Copy out every one of the lines below word for word, leaving out the picture markers.

_ _ _

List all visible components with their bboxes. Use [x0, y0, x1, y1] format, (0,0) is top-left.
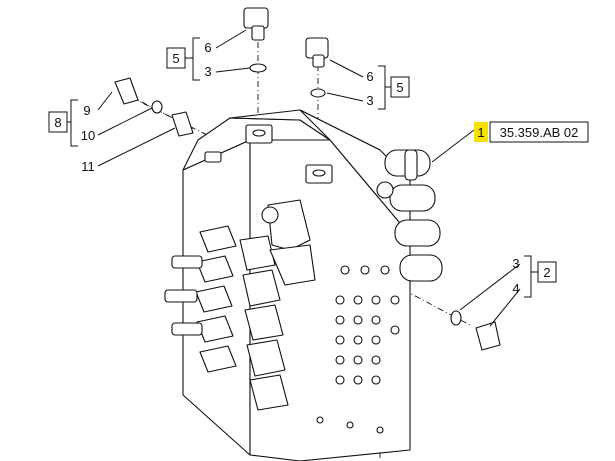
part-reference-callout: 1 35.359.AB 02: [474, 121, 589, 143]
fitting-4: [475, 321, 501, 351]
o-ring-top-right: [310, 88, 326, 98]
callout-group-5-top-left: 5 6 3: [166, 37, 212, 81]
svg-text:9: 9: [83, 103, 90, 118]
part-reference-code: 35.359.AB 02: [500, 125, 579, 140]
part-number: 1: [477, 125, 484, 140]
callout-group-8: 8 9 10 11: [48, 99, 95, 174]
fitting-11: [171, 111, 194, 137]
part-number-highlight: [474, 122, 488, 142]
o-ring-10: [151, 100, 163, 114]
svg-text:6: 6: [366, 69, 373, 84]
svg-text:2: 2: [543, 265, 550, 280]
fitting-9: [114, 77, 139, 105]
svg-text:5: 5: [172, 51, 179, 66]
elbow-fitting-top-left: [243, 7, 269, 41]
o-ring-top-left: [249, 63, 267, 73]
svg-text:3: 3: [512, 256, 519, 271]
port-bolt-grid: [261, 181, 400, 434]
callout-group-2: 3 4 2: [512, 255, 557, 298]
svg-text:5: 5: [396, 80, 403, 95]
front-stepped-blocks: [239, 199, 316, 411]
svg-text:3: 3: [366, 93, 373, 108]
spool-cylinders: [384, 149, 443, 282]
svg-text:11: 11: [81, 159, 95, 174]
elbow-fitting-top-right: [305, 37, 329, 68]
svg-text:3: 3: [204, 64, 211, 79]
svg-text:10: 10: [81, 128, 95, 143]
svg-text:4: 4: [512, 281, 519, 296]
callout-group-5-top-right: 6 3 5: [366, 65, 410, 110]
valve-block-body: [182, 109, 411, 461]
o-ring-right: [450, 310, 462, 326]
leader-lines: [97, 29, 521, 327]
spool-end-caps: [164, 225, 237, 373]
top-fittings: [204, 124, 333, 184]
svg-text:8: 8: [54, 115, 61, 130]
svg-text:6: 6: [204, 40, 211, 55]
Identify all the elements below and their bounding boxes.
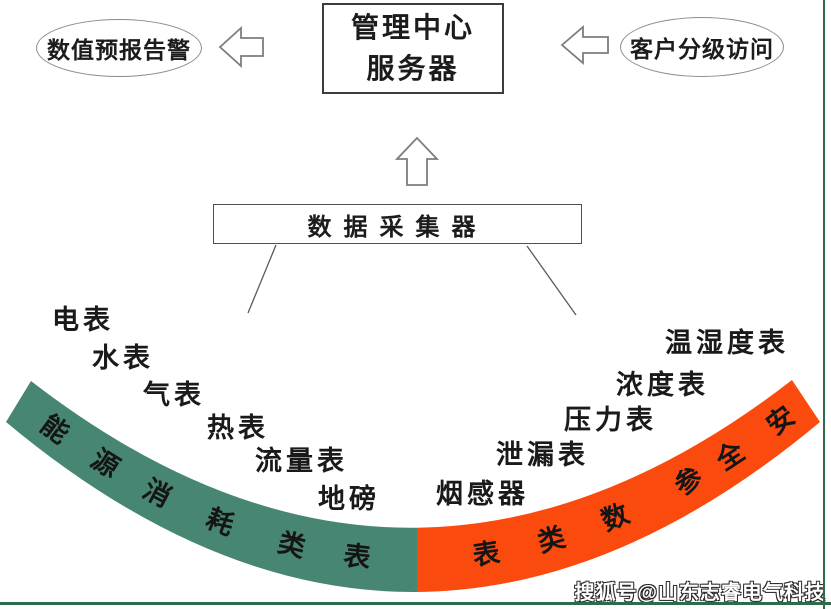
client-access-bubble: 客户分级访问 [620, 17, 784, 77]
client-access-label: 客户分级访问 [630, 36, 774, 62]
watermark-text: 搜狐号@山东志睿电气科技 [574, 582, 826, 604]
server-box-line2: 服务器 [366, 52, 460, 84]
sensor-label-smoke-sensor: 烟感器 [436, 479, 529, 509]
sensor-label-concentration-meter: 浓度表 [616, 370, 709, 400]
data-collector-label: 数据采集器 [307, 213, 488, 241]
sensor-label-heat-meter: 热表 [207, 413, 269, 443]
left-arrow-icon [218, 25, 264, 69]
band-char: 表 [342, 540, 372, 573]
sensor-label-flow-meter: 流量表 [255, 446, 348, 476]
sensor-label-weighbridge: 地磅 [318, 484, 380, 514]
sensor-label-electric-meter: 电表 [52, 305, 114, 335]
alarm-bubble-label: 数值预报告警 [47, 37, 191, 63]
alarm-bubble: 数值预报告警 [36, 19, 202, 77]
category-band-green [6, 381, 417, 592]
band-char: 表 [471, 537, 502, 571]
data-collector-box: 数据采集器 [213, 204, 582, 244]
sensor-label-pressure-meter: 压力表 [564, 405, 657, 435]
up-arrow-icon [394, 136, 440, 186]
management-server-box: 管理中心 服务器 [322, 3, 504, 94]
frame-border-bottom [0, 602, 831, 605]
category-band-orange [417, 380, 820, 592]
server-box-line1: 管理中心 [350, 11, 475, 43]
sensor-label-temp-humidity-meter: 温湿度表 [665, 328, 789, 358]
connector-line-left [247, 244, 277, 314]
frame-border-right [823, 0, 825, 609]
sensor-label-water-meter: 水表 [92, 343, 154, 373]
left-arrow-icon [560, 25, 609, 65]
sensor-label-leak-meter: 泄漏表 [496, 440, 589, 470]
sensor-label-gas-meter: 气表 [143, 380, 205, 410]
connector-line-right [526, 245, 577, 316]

_ _ _

[RESPONSE TO THE EXERCISE]
List all visible components with their bboxes. Use [x0, y0, x1, y1] format, (0,0) is top-left.
part-reference-callout: 1 35.359.AB 02: [474, 121, 589, 143]
fitting-4: [475, 321, 501, 351]
o-ring-top-right: [310, 88, 326, 98]
callout-group-5-top-left: 5 6 3: [166, 37, 212, 81]
svg-text:9: 9: [83, 103, 90, 118]
part-reference-code: 35.359.AB 02: [500, 125, 579, 140]
part-number: 1: [477, 125, 484, 140]
callout-group-8: 8 9 10 11: [48, 99, 95, 174]
fitting-11: [171, 111, 194, 137]
part-number-highlight: [474, 122, 488, 142]
o-ring-10: [151, 100, 163, 114]
svg-text:6: 6: [366, 69, 373, 84]
svg-text:2: 2: [543, 265, 550, 280]
fitting-9: [114, 77, 139, 105]
svg-text:5: 5: [172, 51, 179, 66]
elbow-fitting-top-left: [243, 7, 269, 41]
o-ring-top-left: [249, 63, 267, 73]
svg-text:3: 3: [512, 256, 519, 271]
port-bolt-grid: [261, 181, 400, 434]
callout-group-2: 3 4 2: [512, 255, 557, 298]
svg-text:5: 5: [396, 80, 403, 95]
front-stepped-blocks: [239, 199, 316, 411]
svg-text:3: 3: [366, 93, 373, 108]
spool-cylinders: [384, 149, 443, 282]
svg-text:11: 11: [81, 159, 95, 174]
elbow-fitting-top-right: [305, 37, 329, 68]
svg-text:3: 3: [204, 64, 211, 79]
svg-text:10: 10: [81, 128, 95, 143]
svg-text:4: 4: [512, 281, 519, 296]
callout-group-5-top-right: 6 3 5: [366, 65, 410, 110]
valve-block-body: [182, 109, 411, 461]
o-ring-right: [450, 310, 462, 326]
leader-lines: [97, 29, 521, 327]
spool-end-caps: [164, 225, 237, 373]
top-fittings: [204, 124, 333, 184]
svg-text:8: 8: [54, 115, 61, 130]
svg-text:6: 6: [204, 40, 211, 55]
Identify all the elements below and their bounding boxes.
client-access-bubble: 客户分级访问 [620, 17, 784, 77]
client-access-label: 客户分级访问 [630, 36, 774, 62]
watermark-text: 搜狐号@山东志睿电气科技 [574, 582, 826, 604]
server-box-line2: 服务器 [366, 52, 460, 84]
sensor-label-smoke-sensor: 烟感器 [436, 479, 529, 509]
sensor-label-concentration-meter: 浓度表 [616, 370, 709, 400]
data-collector-label: 数据采集器 [307, 213, 488, 241]
sensor-label-heat-meter: 热表 [207, 413, 269, 443]
left-arrow-icon [218, 25, 264, 69]
band-char: 表 [342, 540, 372, 573]
sensor-label-flow-meter: 流量表 [255, 446, 348, 476]
sensor-label-weighbridge: 地磅 [318, 484, 380, 514]
sensor-label-electric-meter: 电表 [52, 305, 114, 335]
alarm-bubble-label: 数值预报告警 [47, 37, 191, 63]
alarm-bubble: 数值预报告警 [36, 19, 202, 77]
category-band-green [6, 381, 417, 592]
band-char: 表 [471, 537, 502, 571]
data-collector-box: 数据采集器 [213, 204, 582, 244]
sensor-label-pressure-meter: 压力表 [564, 405, 657, 435]
up-arrow-icon [394, 136, 440, 186]
management-server-box: 管理中心 服务器 [322, 3, 504, 94]
frame-border-bottom [0, 602, 831, 605]
category-band-orange [417, 380, 820, 592]
server-box-line1: 管理中心 [350, 11, 475, 43]
sensor-label-temp-humidity-meter: 温湿度表 [665, 328, 789, 358]
connector-line-left [247, 244, 277, 314]
frame-border-right [823, 0, 825, 609]
sensor-label-water-meter: 水表 [92, 343, 154, 373]
left-arrow-icon [560, 25, 609, 65]
sensor-label-leak-meter: 泄漏表 [496, 440, 589, 470]
sensor-label-gas-meter: 气表 [143, 380, 205, 410]
connector-line-right [526, 245, 577, 316]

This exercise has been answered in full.